Set task
Below is a listing; write it out exactly and drop any images from it.

Raw records
•••••

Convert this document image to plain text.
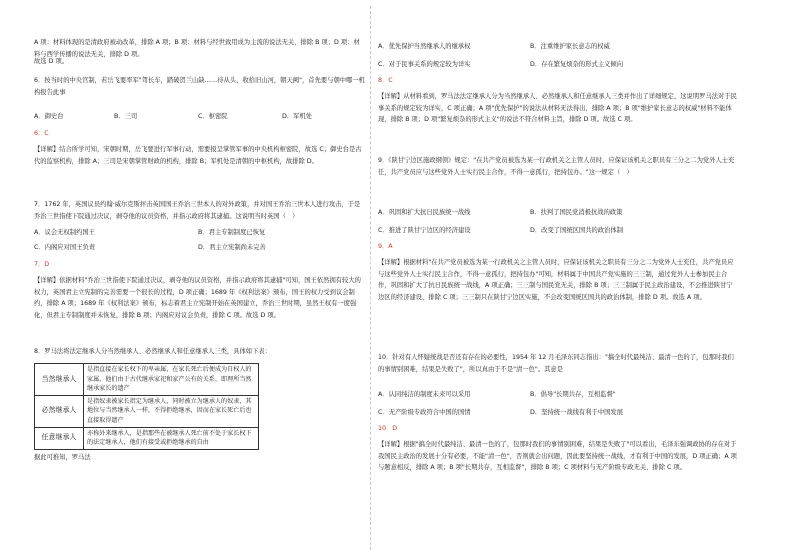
A 项：材料体现的是清政府被动改革，排除 A 项；B 项：材料与经世致用成为主流的说法无关，排除 B 项；D 项：材料与西学传播的说法无关，排除 D 项。
故选 D 项。
6．按当时的中央官制，若岳飞要率军"驾长车，踏破贺兰山缺……待从头，收拾旧山河，朝天阙"，首先要与朝中哪一机构报告此事
A．御史台	B．三司	C．枢密院	D．军机处
6．C
【详解】结合所学可知，宋朝时期，岳飞要进行军事行动，需要报呈掌管军事的中央机构枢密院，故选 C；御史台是古代的监察机构，排除 A；三司是宋朝掌管财政的机构，排除 B；军机处是清朝的中枢机构，故排除 D。
7．1762 年，英国议员约翰·威尔克斯抨击英国国王乔治三世本人的对外政策，并对国王乔治三世本人进行攻击，于是乔治三世指使下院通过决议，剥夺他的议员资格，并指示政府将其逮捕。这说明当时英国（　）
A．议会无权制约国王	B．君主专制制度已恢复
C．内阁应对国王负责	D．君主立宪制尚未完善
7．D
【详解】依据材料"乔治三世指使下院通过决议，剥夺他的议员资格，并指示政府将其逮捕"可知，国王依然拥有较大的权力，英国君主立宪制的完善需要一个很长的过程，D 项正确；1689 年《权利法案》颁布，国王的权力受到议会制约，排除 A 项；1689 年《权利法案》颁布，标志着君主立宪制开始在英国建立，乔治三世时期，虽然王权有一度强化，但君主专制制度并未恢复，排除 B 项；内阁应对议会负责，排除 C 项。故选 D 项。
8．罗马法将法定继承人分当然继承人、必然继承人和任意继承人三类，具体如下表：
当然继承人	是指直接在家长权下的卑亲属，在家长死亡后便成为自权人的家属，他们由于古代继承家祀和家产公有的关系，即理所当然继承家长的遗产
必然继承人	是指奴隶被家长指定为继承人，同时被立为继承人的奴隶，其地位与当然继承人一样，不得拒绝继承，因而在家长死亡后也直接取得遗产
任意继承人	亦称外来继承人，是指那些在被继承人死亡前不处于家长权下的法定继承人，他们有接受或拒绝继承的自由
据此可推知，罗马法
A．优先保护当然继承人的继承权	B．注重维护家长意志的权威
C．对于民事关系的规定较为详实	D．存在繁复烦杂的形式主义倾向
8．C
【详解】从材料看到，罗马法法定继承人分为当然继承人、必然继承人和任意继承人三类并作出了详细规定，这说明罗马法对于民事关系的规定较为详实，C 项正确；A 项"优先保护"的说法从材料无法得出，排除 A 项；B 项"维护家长意志的权威"材料不能体现，排除 B 项；D 项"繁复烦杂的形式主义"的说法不符合材料主旨，排除 D 项。故选 C 项。
9．《陕甘宁边区施政纲领》规定："在共产党员被选为某一行政机关之主管人员时，应保证该机关之职员有三分之二为党外人士充任，共产党员应与这些党外人士实行民主合作，不得一意孤行，把持包办。"这一规定（　）
A．巩固和扩大抗日民族统一战线	B．扶判了国民党消极抗战的政策
C．推进了陕甘宁边区的经济建设	D．改变了国统区国共的政治体制
9．A
【详解】根据材料"在共产党员被选为某一行政机关之主管人员时，应保证该机关之职员有三分之二为党外人士充任，共产党员应与这些党外人士实行民主合作，不得一意孤行，把持包办"可知，材料属于中国共产党实施的三三制，通过党外人士参加民主合作，巩固和扩大了抗日民族统一战线，A 项正确；三三制与国民党无关，排除 B 项；三三制属于民主政治建设，不会推进陕甘宁边区的经济建设，排除 C 项；三三制只在陕甘宁边区实施，不会改变国统区国共的政治体制，排除 D 项。故选 A 项。
10．针对有人怀疑统战是否还有存在的必要性，1954 年 12 月毛泽东同志指出："搞全时代最纯洁、最清一色的了，包那时我们的事情别困难，结果是失败了"，所以真由于不是"清一色"。其意是
A．认同纯洁的制度未来可以采用	B．倡导"长期共存，互相监督"
C．无产阶级专政符合中国的国情	D．坚持统一战线有利于中国发展
10．D
【详解】根据"搞全时代最纯洁、最清一色的了，包那时我们的事情别困难，结果是失败了"可以看出，毛泽东强调政协的存在对于我国民主政治的发展十分有必要，不能"清一色"，否则就会出问题，因此要坚持统一战线，才有利于中国的发展，D 项正确；A 项与题意相反，排除 A 项；B 项"长期共存，互相监督"，排除 B 项；C 项材料与无产阶级专政无关，排除 C 项。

•••••

Answer below
Convert this document image to plain text.
A 项：材料体现的是清政府被动改革，排除 A 项；B 项：材料与经世致用成为主流的说法无关，排除 B 项；D 项：材料与西学传播的说法无关，排除 D 项。
故选 D 项。
6．按当时的中央官制，若岳飞要率军"驾长车，踏破贺兰山缺……待从头，收拾旧山河，朝天阙"，首先要与朝中哪一机构报告此事
A．御史台	B．三司	C．枢密院	D．军机处
6．C
【详解】结合所学可知，宋朝时期，岳飞要进行军事行动，需要报呈掌管军事的中央机构枢密院，故选 C；御史台是古代的监察机构，排除 A；三司是宋朝掌管财政的机构，排除 B；军机处是清朝的中枢机构，故排除 D。
7．1762 年，英国议员约翰·威尔克斯抨击英国国王乔治三世本人的对外政策，并对国王乔治三世本人进行攻击，于是乔治三世指使下院通过决议，剥夺他的议员资格，并指示政府将其逮捕。这说明当时英国（　）
A．议会无权制约国王	B．君主专制制度已恢复
C．内阁应对国王负责	D．君主立宪制尚未完善
7．D
【详解】依据材料"乔治三世指使下院通过决议，剥夺他的议员资格，并指示政府将其逮捕"可知，国王依然拥有较大的权力，英国君主立宪制的完善需要一个很长的过程，D 项正确；1689 年《权利法案》颁布，国王的权力受到议会制约，排除 A 项；1689 年《权利法案》颁布，标志着君主立宪制开始在英国建立，乔治三世时期，虽然王权有一度强化，但君主专制制度并未恢复，排除 B 项；内阁应对议会负责，排除 C 项。故选 D 项。
8．罗马法将法定继承人分当然继承人、必然继承人和任意继承人三类，具体如下表：
当然继承人	是指直接在家长权下的卑亲属，在家长死亡后便成为自权人的家属，他们由于古代继承家祀和家产公有的关系，即理所当然继承家长的遗产
必然继承人	是指奴隶被家长指定为继承人，同时被立为继承人的奴隶，其地位与当然继承人一样，不得拒绝继承，因而在家长死亡后也直接取得遗产
任意继承人	亦称外来继承人，是指那些在被继承人死亡前不处于家长权下的法定继承人，他们有接受或拒绝继承的自由
据此可推知，罗马法
A．优先保护当然继承人的继承权	B．注重维护家长意志的权威
C．对于民事关系的规定较为详实	D．存在繁复烦杂的形式主义倾向
8．C
【详解】从材料看到，罗马法法定继承人分为当然继承人、必然继承人和任意继承人三类并作出了详细规定，这说明罗马法对于民事关系的规定较为详实，C 项正确；A 项"优先保护"的说法从材料无法得出，排除 A 项；B 项"维护家长意志的权威"材料不能体现，排除 B 项；D 项"繁复烦杂的形式主义"的说法不符合材料主旨，排除 D 项。故选 C 项。
9．《陕甘宁边区施政纲领》规定："在共产党员被选为某一行政机关之主管人员时，应保证该机关之职员有三分之二为党外人士充任，共产党员应与这些党外人士实行民主合作，不得一意孤行，把持包办。"这一规定（　）
A．巩固和扩大抗日民族统一战线	B．扶判了国民党消极抗战的政策
C．推进了陕甘宁边区的经济建设	D．改变了国统区国共的政治体制
9．A
【详解】根据材料"在共产党员被选为某一行政机关之主管人员时，应保证该机关之职员有三分之二为党外人士充任，共产党员应与这些党外人士实行民主合作，不得一意孤行，把持包办"可知，材料属于中国共产党实施的三三制，通过党外人士参加民主合作，巩固和扩大了抗日民族统一战线，A 项正确；三三制与国民党无关，排除 B 项；三三制属于民主政治建设，不会推进陕甘宁边区的经济建设，排除 C 项；三三制只在陕甘宁边区实施，不会改变国统区国共的政治体制，排除 D 项。故选 A 项。
10．针对有人怀疑统战是否还有存在的必要性，1954 年 12 月毛泽东同志指出："搞全时代最纯洁、最清一色的了，包那时我们的事情别困难，结果是失败了"，所以真由于不是"清一色"。其意是
A．认同纯洁的制度未来可以采用	B．倡导"长期共存，互相监督"
C．无产阶级专政符合中国的国情	D．坚持统一战线有利于中国发展
10．D
【详解】根据"搞全时代最纯洁、最清一色的了，包那时我们的事情别困难，结果是失败了"可以看出，毛泽东强调政协的存在对于我国民主政治的发展十分有必要，不能"清一色"，否则就会出问题，因此要坚持统一战线，才有利于中国的发展，D 项正确；A 项与题意相反，排除 A 项；B 项"长期共存，互相监督"，排除 B 项；C 项材料与无产阶级专政无关，排除 C 项。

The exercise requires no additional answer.